• _What to produce_: Please quote every line word for word.

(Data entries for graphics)
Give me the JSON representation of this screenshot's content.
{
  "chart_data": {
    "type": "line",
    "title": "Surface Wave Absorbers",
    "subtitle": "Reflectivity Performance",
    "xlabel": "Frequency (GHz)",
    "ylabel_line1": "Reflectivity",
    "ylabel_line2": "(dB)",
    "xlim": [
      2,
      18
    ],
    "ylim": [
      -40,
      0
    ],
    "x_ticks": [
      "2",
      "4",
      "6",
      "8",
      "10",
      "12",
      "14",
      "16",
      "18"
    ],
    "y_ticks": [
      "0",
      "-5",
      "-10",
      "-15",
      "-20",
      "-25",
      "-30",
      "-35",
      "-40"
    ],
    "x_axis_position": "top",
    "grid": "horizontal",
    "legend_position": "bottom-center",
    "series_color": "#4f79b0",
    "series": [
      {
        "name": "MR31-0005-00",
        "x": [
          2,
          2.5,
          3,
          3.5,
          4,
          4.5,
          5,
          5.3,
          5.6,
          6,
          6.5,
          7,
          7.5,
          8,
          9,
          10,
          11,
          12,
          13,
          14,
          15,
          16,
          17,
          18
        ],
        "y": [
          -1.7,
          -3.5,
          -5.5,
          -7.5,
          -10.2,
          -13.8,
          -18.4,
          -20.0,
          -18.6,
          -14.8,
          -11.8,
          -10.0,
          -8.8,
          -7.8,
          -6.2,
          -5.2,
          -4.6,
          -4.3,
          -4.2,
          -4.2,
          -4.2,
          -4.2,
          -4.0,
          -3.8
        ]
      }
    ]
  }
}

• _Result of the exercise_:
Give me the JSON representation of this screenshot's content.
{
  "chart_data": {
    "type": "line",
    "title": "Surface Wave Absorbers",
    "subtitle": "Reflectivity Performance",
    "xlabel": "Frequency (GHz)",
    "ylabel_line1": "Reflectivity",
    "ylabel_line2": "(dB)",
    "xlim": [
      2,
      18
    ],
    "ylim": [
      -40,
      0
    ],
    "x_ticks": [
      "2",
      "4",
      "6",
      "8",
      "10",
      "12",
      "14",
      "16",
      "18"
    ],
    "y_ticks": [
      "0",
      "-5",
      "-10",
      "-15",
      "-20",
      "-25",
      "-30",
      "-35",
      "-40"
    ],
    "x_axis_position": "top",
    "grid": "horizontal",
    "legend_position": "bottom-center",
    "series_color": "#4f79b0",
    "series": [
      {
        "name": "MR31-0005-00",
        "x": [
          2,
          2.5,
          3,
          3.5,
          4,
          4.5,
          5,
          5.3,
          5.6,
          6,
          6.5,
          7,
          7.5,
          8,
          9,
          10,
          11,
          12,
          13,
          14,
          15,
          16,
          17,
          18
        ],
        "y": [
          -1.7,
          -3.5,
          -5.5,
          -7.5,
          -10.2,
          -13.8,
          -18.4,
          -20.0,
          -18.6,
          -14.8,
          -11.8,
          -10.0,
          -8.8,
          -7.8,
          -6.2,
          -5.2,
          -4.6,
          -4.3,
          -4.2,
          -4.2,
          -4.2,
          -4.2,
          -4.0,
          -3.8
        ]
      }
    ]
  }
}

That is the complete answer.